## Brief
In the entries below, identify every line with the string "kind" and copy it.

## Given data
-- Start --
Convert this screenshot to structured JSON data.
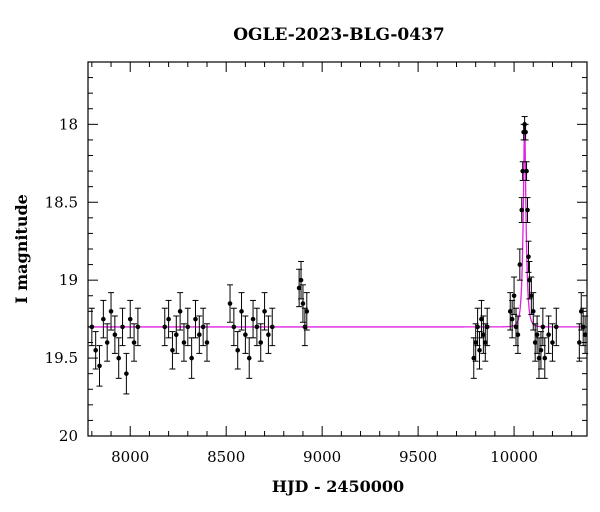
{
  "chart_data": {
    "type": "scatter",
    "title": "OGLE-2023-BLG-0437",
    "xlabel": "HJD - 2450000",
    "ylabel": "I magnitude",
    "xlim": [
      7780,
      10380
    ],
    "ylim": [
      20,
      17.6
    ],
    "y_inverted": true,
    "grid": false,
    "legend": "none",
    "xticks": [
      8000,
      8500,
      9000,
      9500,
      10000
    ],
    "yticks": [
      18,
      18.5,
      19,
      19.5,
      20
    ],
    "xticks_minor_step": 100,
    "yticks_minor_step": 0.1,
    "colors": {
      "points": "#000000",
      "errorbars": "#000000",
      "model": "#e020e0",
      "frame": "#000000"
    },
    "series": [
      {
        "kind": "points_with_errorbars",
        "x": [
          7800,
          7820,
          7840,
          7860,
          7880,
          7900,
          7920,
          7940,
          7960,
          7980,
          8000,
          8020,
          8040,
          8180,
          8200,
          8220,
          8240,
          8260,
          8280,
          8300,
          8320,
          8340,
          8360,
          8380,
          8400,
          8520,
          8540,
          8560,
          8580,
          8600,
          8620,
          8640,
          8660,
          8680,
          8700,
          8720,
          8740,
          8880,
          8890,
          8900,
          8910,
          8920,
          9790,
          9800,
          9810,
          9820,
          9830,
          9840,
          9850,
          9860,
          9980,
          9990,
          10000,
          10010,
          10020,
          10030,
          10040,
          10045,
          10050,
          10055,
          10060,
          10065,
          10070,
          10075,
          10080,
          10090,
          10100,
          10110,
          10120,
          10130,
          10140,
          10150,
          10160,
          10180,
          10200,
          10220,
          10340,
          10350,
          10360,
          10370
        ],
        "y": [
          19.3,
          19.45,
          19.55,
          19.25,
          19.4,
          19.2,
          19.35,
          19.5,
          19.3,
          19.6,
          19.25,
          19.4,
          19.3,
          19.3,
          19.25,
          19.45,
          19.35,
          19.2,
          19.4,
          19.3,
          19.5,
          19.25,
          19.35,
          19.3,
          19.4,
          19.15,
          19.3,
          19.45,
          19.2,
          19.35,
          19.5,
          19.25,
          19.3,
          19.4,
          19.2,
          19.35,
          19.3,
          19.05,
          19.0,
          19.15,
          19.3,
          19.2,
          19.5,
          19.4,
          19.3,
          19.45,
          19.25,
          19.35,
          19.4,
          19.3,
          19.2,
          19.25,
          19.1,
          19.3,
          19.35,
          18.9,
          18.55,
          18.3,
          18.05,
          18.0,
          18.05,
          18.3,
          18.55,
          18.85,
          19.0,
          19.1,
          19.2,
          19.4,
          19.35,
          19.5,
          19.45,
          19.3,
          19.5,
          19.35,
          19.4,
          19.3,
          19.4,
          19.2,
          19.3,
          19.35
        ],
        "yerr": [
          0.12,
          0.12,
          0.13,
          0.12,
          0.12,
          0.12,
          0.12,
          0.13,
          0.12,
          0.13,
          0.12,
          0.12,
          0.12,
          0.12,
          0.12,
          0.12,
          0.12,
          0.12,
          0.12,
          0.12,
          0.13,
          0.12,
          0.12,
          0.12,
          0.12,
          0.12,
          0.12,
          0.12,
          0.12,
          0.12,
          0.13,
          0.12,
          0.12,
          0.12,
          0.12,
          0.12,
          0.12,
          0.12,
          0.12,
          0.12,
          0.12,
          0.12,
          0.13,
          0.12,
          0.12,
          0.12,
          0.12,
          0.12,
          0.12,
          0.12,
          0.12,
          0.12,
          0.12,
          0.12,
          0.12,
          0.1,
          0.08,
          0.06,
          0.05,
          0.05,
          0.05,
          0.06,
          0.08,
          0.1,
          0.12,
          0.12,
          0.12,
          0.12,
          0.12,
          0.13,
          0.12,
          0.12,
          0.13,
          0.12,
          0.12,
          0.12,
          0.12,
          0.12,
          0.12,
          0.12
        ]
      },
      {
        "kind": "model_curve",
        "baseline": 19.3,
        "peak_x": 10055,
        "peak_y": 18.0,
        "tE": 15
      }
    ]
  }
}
-- End --
## Solved exercise
        "kind": "points_with_errorbars",
        "kind": "model_curve",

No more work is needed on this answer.